## [RECORDS FOR THE TASK]
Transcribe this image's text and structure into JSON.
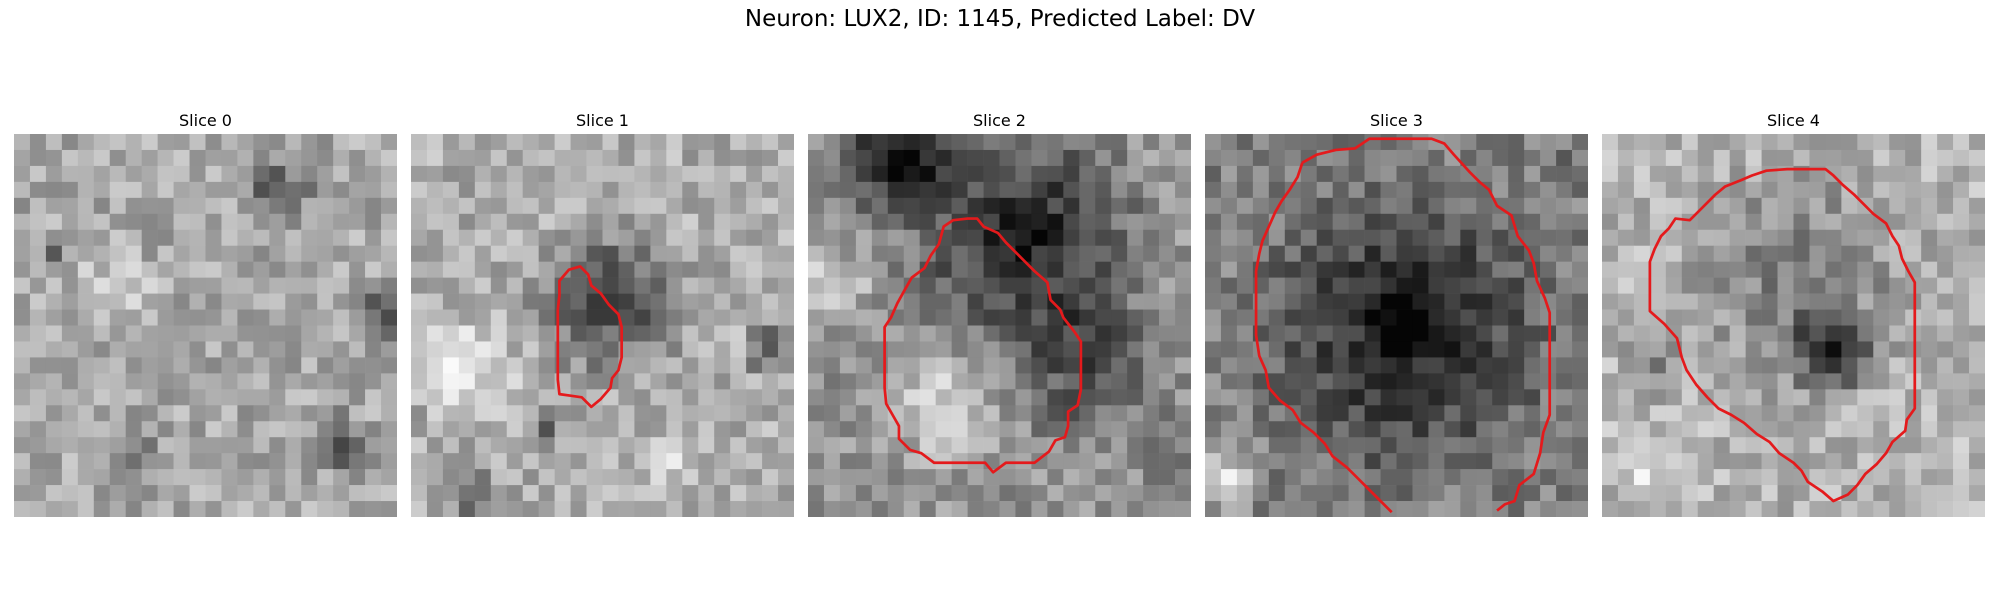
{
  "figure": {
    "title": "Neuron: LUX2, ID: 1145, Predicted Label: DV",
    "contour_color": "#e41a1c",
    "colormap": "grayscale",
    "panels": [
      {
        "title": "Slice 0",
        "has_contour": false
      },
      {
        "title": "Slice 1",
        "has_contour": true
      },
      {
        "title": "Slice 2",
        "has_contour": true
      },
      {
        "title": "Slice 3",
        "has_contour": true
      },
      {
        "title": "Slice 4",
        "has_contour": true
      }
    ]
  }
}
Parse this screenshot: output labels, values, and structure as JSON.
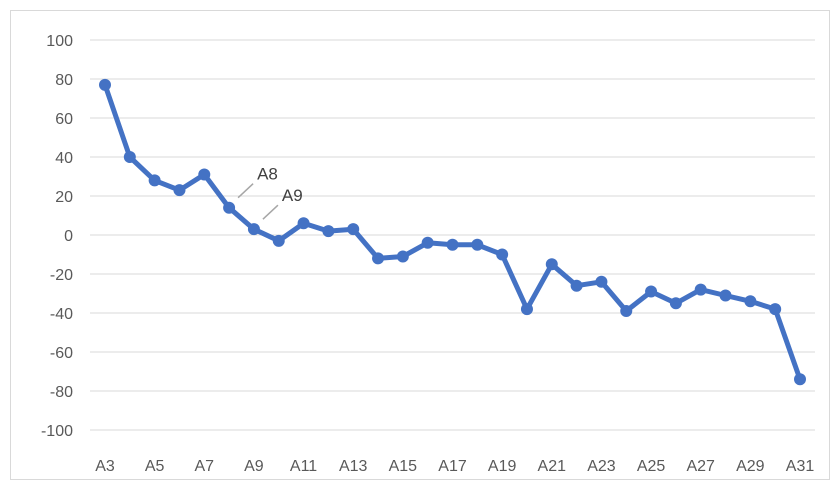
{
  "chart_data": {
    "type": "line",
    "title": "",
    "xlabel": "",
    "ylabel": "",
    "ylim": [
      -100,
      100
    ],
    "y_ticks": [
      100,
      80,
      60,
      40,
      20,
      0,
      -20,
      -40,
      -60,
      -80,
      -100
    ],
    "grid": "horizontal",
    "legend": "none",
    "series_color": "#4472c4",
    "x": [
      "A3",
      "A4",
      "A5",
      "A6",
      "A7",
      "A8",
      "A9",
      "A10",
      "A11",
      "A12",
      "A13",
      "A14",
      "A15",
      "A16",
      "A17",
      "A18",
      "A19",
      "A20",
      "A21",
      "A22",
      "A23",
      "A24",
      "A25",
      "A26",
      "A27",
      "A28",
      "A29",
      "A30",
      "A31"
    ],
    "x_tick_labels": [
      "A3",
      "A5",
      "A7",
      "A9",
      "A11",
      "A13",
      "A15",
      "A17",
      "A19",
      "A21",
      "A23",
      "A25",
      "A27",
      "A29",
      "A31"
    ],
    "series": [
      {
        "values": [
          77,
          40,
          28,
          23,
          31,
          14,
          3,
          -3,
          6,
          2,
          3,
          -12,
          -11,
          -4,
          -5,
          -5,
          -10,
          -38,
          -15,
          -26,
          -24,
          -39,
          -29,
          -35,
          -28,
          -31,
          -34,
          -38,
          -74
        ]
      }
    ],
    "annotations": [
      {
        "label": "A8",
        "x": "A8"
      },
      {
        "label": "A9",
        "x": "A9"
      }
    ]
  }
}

---

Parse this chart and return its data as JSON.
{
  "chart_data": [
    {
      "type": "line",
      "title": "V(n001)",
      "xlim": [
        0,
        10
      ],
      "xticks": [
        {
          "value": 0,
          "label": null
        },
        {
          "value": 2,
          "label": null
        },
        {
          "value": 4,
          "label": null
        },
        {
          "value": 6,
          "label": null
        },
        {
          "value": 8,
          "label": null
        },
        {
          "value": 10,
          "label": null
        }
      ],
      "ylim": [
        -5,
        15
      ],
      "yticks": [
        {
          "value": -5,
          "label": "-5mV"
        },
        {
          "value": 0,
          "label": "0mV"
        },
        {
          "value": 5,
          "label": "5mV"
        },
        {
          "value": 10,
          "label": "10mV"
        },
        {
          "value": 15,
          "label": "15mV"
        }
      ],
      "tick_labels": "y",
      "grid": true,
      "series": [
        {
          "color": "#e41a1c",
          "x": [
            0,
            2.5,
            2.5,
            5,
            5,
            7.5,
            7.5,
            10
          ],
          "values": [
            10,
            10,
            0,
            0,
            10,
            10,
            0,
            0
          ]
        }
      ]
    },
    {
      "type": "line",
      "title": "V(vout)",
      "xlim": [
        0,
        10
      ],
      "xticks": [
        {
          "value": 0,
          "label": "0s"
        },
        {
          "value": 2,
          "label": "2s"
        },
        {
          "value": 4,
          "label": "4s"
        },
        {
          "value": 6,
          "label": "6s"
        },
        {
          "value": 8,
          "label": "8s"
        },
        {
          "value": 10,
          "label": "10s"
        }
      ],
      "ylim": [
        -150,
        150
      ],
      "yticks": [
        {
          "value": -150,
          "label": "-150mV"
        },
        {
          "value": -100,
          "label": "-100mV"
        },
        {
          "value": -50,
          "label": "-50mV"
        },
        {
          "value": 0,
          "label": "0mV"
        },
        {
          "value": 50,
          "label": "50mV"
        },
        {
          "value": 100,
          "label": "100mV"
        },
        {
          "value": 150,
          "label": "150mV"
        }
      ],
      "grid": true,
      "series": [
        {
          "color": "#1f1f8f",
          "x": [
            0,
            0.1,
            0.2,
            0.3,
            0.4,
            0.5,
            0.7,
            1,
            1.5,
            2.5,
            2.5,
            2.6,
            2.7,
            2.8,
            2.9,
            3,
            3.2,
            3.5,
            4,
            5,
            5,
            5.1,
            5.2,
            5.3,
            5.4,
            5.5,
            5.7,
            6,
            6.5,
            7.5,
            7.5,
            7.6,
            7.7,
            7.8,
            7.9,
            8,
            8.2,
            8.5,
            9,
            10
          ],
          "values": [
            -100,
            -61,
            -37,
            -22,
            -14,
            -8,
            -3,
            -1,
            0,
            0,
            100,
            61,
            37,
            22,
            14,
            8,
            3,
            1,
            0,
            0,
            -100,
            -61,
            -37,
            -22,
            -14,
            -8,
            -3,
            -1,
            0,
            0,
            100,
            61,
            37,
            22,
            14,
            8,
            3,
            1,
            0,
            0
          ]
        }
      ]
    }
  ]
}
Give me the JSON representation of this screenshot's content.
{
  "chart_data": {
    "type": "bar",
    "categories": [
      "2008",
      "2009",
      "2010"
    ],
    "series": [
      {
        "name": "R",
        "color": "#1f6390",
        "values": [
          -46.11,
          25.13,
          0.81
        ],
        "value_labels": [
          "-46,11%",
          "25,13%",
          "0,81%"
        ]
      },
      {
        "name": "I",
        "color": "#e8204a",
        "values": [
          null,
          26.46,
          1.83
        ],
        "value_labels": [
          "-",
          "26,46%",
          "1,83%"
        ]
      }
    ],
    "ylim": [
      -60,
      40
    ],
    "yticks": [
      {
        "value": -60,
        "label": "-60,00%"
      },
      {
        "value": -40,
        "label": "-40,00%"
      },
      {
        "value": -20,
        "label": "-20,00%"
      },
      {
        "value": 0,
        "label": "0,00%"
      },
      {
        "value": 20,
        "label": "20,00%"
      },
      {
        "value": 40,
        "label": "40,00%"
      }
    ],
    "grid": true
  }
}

## [PROBLEM STATEMENT]
Copy each line above where the string "JSON" occurs.

## [RESPONSE TO THIS EXERCISE]
Transcribe this image's text and structure into JSON.
Parse this screenshot: output labels, values, and structure as JSON.
Parse this chart and return its data as JSON.
Give me the JSON representation of this screenshot's content.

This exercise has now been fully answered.